• DO THIS: Count only the lines of the records that hold "المسند", then give the number without any other words.

━━━━━━━━━━━━━━━━━━━━━━━━━━━━━━

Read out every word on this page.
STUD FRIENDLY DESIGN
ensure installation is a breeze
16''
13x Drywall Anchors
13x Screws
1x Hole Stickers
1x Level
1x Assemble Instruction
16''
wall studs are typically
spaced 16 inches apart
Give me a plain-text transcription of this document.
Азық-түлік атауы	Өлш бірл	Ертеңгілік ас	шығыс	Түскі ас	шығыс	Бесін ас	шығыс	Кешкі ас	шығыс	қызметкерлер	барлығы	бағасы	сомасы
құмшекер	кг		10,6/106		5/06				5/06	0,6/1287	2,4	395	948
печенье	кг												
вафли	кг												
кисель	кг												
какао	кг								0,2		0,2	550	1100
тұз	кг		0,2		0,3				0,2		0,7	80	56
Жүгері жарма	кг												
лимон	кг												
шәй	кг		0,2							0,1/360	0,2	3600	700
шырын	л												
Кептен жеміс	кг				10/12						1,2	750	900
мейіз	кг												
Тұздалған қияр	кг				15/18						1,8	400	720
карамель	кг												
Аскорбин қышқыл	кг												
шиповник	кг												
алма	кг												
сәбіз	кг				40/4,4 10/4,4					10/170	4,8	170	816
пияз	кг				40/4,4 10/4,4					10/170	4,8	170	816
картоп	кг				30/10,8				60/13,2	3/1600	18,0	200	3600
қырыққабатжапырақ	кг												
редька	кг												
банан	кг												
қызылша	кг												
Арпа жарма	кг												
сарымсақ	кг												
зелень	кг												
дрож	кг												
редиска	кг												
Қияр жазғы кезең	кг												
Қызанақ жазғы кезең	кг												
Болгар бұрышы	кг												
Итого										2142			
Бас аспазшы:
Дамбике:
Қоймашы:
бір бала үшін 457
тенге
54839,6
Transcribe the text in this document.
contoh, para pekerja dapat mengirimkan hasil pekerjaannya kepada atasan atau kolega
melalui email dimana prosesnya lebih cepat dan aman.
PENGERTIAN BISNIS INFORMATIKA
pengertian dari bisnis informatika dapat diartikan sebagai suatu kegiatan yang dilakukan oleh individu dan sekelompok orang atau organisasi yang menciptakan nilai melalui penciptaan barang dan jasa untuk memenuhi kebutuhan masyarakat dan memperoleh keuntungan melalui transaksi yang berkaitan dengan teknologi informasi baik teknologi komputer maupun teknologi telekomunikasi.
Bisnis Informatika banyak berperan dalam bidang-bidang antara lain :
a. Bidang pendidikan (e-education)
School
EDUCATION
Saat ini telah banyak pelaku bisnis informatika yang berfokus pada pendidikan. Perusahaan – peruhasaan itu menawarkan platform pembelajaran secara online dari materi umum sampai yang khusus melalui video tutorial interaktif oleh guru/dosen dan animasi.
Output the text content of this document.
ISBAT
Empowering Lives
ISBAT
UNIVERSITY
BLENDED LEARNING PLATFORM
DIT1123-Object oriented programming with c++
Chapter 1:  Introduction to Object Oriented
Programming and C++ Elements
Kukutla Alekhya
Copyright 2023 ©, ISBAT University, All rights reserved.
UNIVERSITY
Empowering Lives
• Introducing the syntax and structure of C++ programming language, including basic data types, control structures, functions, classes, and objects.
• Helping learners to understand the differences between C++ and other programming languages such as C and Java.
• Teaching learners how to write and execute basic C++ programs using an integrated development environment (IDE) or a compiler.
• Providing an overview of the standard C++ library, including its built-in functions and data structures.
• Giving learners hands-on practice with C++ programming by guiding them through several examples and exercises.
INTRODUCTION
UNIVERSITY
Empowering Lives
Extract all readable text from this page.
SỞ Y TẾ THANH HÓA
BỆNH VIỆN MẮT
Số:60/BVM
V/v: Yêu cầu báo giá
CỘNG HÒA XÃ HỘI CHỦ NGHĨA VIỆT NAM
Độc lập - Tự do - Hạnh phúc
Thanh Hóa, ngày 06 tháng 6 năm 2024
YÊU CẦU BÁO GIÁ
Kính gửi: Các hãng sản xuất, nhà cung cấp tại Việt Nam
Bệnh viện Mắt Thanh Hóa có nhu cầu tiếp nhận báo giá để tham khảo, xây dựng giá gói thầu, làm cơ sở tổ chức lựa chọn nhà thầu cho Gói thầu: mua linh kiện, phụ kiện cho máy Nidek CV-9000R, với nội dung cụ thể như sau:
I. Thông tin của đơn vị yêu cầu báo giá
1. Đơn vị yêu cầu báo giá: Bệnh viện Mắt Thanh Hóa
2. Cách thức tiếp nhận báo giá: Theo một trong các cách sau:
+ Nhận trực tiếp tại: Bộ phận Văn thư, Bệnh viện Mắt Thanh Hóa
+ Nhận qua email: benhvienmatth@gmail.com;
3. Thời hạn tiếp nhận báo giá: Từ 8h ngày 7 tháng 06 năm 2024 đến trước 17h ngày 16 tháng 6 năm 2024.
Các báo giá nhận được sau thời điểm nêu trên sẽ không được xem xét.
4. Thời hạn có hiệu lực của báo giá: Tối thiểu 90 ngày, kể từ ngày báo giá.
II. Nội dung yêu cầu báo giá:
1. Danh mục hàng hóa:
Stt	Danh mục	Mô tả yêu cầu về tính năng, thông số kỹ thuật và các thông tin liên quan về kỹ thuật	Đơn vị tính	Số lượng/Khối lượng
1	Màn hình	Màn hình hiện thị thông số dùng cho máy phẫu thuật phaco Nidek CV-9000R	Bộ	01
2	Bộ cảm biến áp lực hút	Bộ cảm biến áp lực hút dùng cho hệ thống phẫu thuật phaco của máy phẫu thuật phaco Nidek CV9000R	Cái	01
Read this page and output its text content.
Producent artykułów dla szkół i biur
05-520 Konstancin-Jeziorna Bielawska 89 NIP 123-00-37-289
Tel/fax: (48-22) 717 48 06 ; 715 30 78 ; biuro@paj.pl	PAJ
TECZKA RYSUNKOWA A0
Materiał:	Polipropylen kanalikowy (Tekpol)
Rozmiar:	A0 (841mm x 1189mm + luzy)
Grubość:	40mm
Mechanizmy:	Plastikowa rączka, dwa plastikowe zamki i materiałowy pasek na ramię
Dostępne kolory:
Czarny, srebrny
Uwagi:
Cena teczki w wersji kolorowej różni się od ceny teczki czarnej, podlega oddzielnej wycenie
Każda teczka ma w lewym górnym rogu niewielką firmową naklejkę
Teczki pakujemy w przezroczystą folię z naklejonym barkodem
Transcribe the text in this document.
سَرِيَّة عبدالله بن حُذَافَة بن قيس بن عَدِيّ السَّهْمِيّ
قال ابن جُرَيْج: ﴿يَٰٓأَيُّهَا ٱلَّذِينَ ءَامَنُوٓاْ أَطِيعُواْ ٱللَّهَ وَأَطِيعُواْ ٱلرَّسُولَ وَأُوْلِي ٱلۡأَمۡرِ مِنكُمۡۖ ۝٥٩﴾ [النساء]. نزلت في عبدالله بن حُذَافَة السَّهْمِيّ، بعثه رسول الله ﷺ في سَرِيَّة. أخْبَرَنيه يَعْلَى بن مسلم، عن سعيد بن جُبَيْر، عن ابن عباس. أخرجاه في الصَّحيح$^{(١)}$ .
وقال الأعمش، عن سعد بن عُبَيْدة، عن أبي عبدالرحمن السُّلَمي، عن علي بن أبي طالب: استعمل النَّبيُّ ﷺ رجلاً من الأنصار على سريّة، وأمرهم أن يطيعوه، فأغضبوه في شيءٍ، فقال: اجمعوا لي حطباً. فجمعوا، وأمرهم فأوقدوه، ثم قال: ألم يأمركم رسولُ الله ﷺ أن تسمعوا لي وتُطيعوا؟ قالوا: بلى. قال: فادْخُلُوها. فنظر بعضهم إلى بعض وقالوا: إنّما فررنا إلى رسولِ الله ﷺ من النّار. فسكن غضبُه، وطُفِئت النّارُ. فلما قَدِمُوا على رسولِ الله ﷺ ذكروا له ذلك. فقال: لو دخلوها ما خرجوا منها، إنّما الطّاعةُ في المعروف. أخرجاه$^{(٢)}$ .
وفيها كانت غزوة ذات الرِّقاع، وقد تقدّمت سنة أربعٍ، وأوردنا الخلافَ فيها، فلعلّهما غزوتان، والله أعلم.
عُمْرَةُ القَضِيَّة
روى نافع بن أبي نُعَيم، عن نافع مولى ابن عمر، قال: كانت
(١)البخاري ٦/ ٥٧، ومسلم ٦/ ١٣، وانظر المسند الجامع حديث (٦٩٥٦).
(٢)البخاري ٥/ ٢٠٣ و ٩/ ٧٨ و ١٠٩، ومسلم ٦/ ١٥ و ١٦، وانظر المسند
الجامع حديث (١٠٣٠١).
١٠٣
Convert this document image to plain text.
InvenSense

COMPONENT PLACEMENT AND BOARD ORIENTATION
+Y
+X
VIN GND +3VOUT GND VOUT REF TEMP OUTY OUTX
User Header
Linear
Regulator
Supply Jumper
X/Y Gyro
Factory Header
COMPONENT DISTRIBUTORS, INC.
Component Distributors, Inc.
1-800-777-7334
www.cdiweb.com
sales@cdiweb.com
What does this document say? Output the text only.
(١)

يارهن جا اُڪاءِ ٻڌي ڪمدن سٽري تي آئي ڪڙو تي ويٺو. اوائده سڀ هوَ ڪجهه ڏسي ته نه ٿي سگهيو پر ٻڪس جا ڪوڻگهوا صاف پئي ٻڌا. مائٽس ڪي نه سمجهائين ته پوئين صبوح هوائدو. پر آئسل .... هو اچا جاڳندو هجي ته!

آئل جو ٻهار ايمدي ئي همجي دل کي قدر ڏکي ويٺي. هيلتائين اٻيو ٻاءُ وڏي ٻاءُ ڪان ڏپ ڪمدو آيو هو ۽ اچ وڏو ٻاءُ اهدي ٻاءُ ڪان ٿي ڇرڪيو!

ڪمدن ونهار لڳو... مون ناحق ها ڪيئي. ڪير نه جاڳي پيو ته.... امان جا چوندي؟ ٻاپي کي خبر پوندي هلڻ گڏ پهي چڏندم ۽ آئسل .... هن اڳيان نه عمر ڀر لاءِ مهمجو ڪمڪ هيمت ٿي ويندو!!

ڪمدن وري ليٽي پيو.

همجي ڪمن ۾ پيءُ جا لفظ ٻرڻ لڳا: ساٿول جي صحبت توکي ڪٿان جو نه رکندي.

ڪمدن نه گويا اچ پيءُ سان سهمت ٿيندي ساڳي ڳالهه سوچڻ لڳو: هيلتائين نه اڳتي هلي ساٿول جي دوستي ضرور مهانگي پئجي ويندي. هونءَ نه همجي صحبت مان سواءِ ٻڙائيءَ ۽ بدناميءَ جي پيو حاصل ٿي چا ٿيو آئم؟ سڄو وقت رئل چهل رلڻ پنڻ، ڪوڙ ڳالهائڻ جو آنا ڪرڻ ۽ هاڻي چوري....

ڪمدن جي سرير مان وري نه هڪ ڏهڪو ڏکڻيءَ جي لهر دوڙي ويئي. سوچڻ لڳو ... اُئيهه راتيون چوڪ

━━━━━━━━━━━━━━━━━━━━━━━━━━━━━━

• REPLY: 2